Excerpt:
···

Plasma levels of the von Willebrand factor-cleaving protease in physiological and pathological conditions in children.

The hemolytic uremic syndrome (HUS) and thrombotic thrombocytopenic purpura (TTP) are rare disorders characterized by thrombocytopenia, hemolytic anemia, and ischemic organ failure due to thrombotic occlusions in arterioles. The recent observation that a von Willebrand factor-cleaving protease (VWF-CP) is low in the plasma of patients with TTP but normal in those with HUS has potentially offered a new specific tool for differential diagnosis. In this study, the authors evaluated the plasma levels of the VWF-CP during the neonatal state and healthy childhood and in some pathological pediatric conditions. The protease was measured in 16 healthy newborns, 20 healthy children aged 5-18 years, patients with diabetes mellitus type 1 (n = 7), acute viral hepatitis (n = 10), chronic viral hepatitis (n = 10), transfusion-dependent beta-thalassemia major (n = 10), acute varicella infection (n = 11), the nephrotic syndrome (n = 11), and familial Mediterranean fever (n = 10). Mean protease levels were significantly lower in newborns than in healthy children (50.5 +/- 16.1% vs. 83.3 +/- 16.3%)(p = .0001). In patients with acute viral hepatitis, protease levels were also significantly reduced (40.2 +/- 27% v s. 83.3 +/- 16.3% in healthy children)(p = .0001). Other patient groups had normal protease levels. In conclusion, low protease levels are far from being a specific beacon for TTP. The current paradigm that a single laboratory test may enable physicians to distinguish TTP from HUS seems to be challenged by these and other findings.

···

Data for analysis:
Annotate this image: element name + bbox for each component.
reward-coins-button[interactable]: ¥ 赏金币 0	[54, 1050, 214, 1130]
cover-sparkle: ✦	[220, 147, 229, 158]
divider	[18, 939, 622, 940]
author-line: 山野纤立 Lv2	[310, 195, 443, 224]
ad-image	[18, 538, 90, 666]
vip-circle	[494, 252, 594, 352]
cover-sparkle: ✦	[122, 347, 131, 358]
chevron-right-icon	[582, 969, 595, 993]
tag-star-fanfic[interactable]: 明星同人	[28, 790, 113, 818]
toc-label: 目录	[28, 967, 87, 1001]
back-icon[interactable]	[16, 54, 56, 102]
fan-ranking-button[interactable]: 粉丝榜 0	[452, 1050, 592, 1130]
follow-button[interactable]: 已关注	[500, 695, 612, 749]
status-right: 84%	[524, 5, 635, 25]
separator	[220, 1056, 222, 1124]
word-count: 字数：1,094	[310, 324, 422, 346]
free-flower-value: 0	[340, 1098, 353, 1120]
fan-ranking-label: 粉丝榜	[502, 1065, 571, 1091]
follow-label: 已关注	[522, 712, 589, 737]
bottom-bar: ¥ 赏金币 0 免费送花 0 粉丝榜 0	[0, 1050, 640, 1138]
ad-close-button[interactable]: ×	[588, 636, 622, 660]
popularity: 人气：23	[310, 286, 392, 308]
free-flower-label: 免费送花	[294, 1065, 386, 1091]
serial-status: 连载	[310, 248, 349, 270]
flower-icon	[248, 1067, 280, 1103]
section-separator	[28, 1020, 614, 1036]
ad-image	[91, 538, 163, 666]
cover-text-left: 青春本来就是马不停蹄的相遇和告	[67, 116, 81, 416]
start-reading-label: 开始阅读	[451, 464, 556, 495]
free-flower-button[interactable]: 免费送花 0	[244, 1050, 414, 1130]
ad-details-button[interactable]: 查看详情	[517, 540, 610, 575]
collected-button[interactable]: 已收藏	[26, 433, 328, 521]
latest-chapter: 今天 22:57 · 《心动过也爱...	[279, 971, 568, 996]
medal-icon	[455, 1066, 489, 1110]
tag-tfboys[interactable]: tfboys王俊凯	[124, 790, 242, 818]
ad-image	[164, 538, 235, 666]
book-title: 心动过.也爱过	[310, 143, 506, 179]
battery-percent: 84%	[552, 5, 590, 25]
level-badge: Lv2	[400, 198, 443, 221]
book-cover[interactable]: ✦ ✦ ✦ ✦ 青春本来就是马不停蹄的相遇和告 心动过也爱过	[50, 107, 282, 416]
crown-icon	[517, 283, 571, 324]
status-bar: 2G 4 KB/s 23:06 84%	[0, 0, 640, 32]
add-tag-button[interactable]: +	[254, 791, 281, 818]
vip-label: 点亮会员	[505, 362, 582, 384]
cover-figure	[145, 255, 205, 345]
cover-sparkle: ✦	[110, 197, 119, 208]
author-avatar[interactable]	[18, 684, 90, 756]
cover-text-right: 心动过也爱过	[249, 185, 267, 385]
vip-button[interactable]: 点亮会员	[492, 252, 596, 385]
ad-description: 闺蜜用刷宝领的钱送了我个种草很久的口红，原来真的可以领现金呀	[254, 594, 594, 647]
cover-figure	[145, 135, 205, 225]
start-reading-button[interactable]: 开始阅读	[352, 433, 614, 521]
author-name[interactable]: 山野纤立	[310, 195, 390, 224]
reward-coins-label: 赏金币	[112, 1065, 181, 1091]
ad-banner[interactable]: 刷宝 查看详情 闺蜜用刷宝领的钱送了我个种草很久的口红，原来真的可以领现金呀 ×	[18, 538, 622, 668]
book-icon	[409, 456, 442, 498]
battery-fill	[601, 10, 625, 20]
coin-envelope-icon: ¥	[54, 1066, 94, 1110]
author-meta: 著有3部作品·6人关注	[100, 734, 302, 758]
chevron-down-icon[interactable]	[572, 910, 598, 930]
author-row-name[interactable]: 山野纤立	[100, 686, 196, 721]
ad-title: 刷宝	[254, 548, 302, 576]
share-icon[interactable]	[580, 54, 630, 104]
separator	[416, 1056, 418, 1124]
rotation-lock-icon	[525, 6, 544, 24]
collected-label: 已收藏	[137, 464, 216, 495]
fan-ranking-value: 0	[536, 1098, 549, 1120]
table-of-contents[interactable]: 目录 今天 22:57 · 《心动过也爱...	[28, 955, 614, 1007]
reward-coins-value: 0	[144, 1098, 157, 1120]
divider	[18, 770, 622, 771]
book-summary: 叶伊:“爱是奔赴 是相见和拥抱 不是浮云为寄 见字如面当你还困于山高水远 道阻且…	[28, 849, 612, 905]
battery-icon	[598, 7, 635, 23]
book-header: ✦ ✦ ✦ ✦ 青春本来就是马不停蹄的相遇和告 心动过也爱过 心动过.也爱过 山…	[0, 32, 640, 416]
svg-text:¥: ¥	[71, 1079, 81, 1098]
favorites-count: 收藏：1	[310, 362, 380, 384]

···

Exercise: Reproduce the text on von Willebrand factor-cleaving protease levels in children in full, word for word.

Your response:
Plasma levels of the von Willebrand factor-cleaving protease in physiological and pathological conditions in children.

The hemolytic uremic syndrome (HUS) and thrombotic thrombocytopenic purpura (TTP) are rare disorders characterized by thrombocytopenia, hemolytic anemia, and ischemic organ failure due to thrombotic occlusions in arterioles. The recent observation that a von Willebrand factor-cleaving protease (VWF-CP) is low in the plasma of patients with TTP but normal in those with HUS has potentially offered a new specific tool for differential diagnosis. In this study, the authors evaluated the plasma levels of the VWF-CP during the neonatal state and healthy childhood and in some pathological pediatric conditions. The protease was measured in 16 healthy newborns, 20 healthy children aged 5-18 years, patients with diabetes mellitus type 1 (n = 7), acute viral hepatitis (n = 10), chronic viral hepatitis (n = 10), transfusion-dependent beta-thalassemia major (n = 10), acute varicella infection (n = 11), the nephrotic syndrome (n = 11), and familial Mediterranean fever (n = 10). Mean protease levels were significantly lower in newborns than in healthy children (50.5 +/- 16.1% vs. 83.3 +/- 16.3%)(p = .0001). In patients with acute viral hepatitis, protease levels were also significantly reduced (40.2 +/- 27% v s. 83.3 +/- 16.3% in healthy children)(p = .0001). Other patient groups had normal protease levels. In conclusion, low protease levels are far from being a specific beacon for TTP. The current paradigm that a single laboratory test may enable physicians to distinguish TTP from HUS seems to be challenged by these and other findings.